- [DOCUMENT]:
━━━━━━━━━━━━━━━━
Change begins with chocolate

Rescue Chocolate, a US-based kosher chocolate company, donates all of its profits to animal rescue organizations.

Rescue Chocolate’s Sarah Gross 521 (photo credit: Courtesy)
Rescue Chocolate’s Sarah Gross 521
(photo credit: Courtesy)
It’s common knowledge that chocolate is bad for dogs, but one New York business is turning that notion on its head. The kosher company Rescue Chocolate, which bills itself as the “sweetest way to save a life,” donates 100% of its profits to animal rescue organizations, and last month the Jerusalem Society for the Prevention of Cruelty to Animals (JSPCA) reaped the benefits.
The chocolate company, whose all-vegan products include such treats as “Fosteriffic Peppermint,” “Pick Me Pepper,” and “Peanut Butter Pit Bull,” hopes it can shed some light on the importance of the worldwide prevention of cruelty to animals.
Sarah Gross, the owner and founder of Rescue Chocolate, says she combined her two greatest loves in life – chocolate and animals – to form the company.
“My love for animals came first. I started volunteering at my local animal shelter when I was still in middle school in Louisiana. My family has always included rescued dogs. It just wouldn’t seem like a home without at least one four-footed individual. My addiction to chocolate came a little later, after I went vegan,” she says. “I founded Rescue Chocolate so that I could simultaneously be involved in two things that I am passionate about.”
While the company primarily sponsors organizations in the US, Gross says she chose JSPCA as its June beneficiary because “animals tend to be the forgotten constituency all over the world.” She hopes the publicity generated in the States and in Israel by Rescue Chocolate’s donation will inspire others to prioritize animal rights. Says Gross, “Every little bit helps. If even one person is moved to go and adopt a homeless animal from JSPCA, then we should claim a success. If another person decides to neuter his or her pet, that’s another huge step in the right direction.”
━━━━━━━━━━━━━━━━
- [WORK TO DO]:
1 – Please answer these questions from the chocolate article:
(a) What percentage of its profits does Rescue Chocolate donate?
(b) Which organization did Rescue Chocolate choose as its June beneficiary?
(c) In which state was Sarah Gross in middle school when she began volunteering at an animal shelter?
2 – Name every Rescue Chocolate product that the chocolate article mentions.
━━━━━━━━━━━━━━━━
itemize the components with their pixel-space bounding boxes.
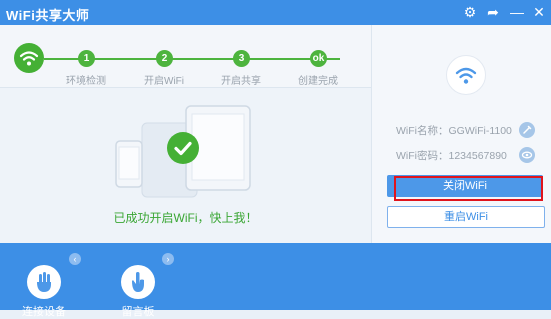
wifi-status-icon (14, 43, 44, 73)
prev-arrow-icon[interactable]: ‹ (69, 253, 81, 265)
wifi-info-panel: WiFi名称：GGWiFi-1100 WiFi密码：1234567890 关闭W… (371, 25, 551, 243)
next-arrow-icon[interactable]: › (162, 253, 174, 265)
hand-icon (37, 272, 51, 292)
connected-devices-label: 连接设备 (22, 306, 66, 318)
title-bar: WiFi共享大师 ⚙ ➦ — ✕ (0, 0, 551, 25)
devices-illustration (0, 88, 371, 208)
hand-pointer-icon (132, 272, 144, 292)
step-1-dot: 1 (78, 50, 95, 67)
success-message: 已成功开启WiFi，快上我！ (113, 211, 258, 225)
highlight-annotation (394, 176, 543, 201)
wifi-name-value: GGWiFi-1100 (448, 125, 512, 137)
gear-icon[interactable]: ⚙ (461, 3, 479, 21)
wifi-name-row: WiFi名称：GGWiFi-1100 (396, 123, 512, 138)
step-1-label: 环境检测 (66, 76, 106, 87)
step-2-dot: 2 (156, 50, 173, 67)
close-icon[interactable]: ✕ (530, 3, 548, 21)
minimize-icon[interactable]: — (508, 3, 526, 21)
step-2-label: 开启WiFi (144, 76, 184, 87)
wifi-name-label: WiFi名称： (396, 125, 449, 137)
wifi-password-label: WiFi密码： (396, 150, 449, 162)
step-3-dot: 3 (233, 50, 250, 67)
checkmark-icon (167, 132, 199, 164)
progress-steps: 1 环境检测 2 开启WiFi 3 开启共享 ok 创建完成 (0, 25, 371, 88)
restart-wifi-button[interactable]: 重启WiFi (387, 206, 545, 228)
edit-icon[interactable] (519, 122, 535, 138)
connected-devices-button[interactable] (27, 265, 61, 299)
wifi-password-value: 1234567890 (448, 150, 507, 162)
message-board-label: 留言板 (121, 306, 155, 318)
message-board-button[interactable] (121, 265, 155, 299)
step-4-dot: ok (310, 50, 327, 67)
share-icon[interactable]: ➦ (484, 3, 502, 21)
bottom-toolbar: ‹ › 连接设备 留言板 (0, 243, 551, 318)
wifi-icon (446, 55, 486, 95)
app-title: WiFi共享大师 (6, 8, 90, 23)
main-panel: 1 环境检测 2 开启WiFi 3 开启共享 ok 创建完成 已成功开启WiFi… (0, 25, 371, 243)
eye-icon[interactable] (519, 147, 535, 163)
wifi-password-row: WiFi密码：1234567890 (396, 148, 507, 163)
step-4-label: 创建完成 (298, 76, 338, 87)
step-3-label: 开启共享 (221, 76, 261, 87)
━━━━━━━━━━━━━━━━
- [RESPONSES PER TASK]:
1 –
(a) 100%
(b) The Jerusalem Society for the Prevention of Cruelty to Animals (JSPCA)
(c) Louisiana

2 –
- Fosteriffic Peppermint
- Pick Me Pepper
- Peanut Butter Pit Bull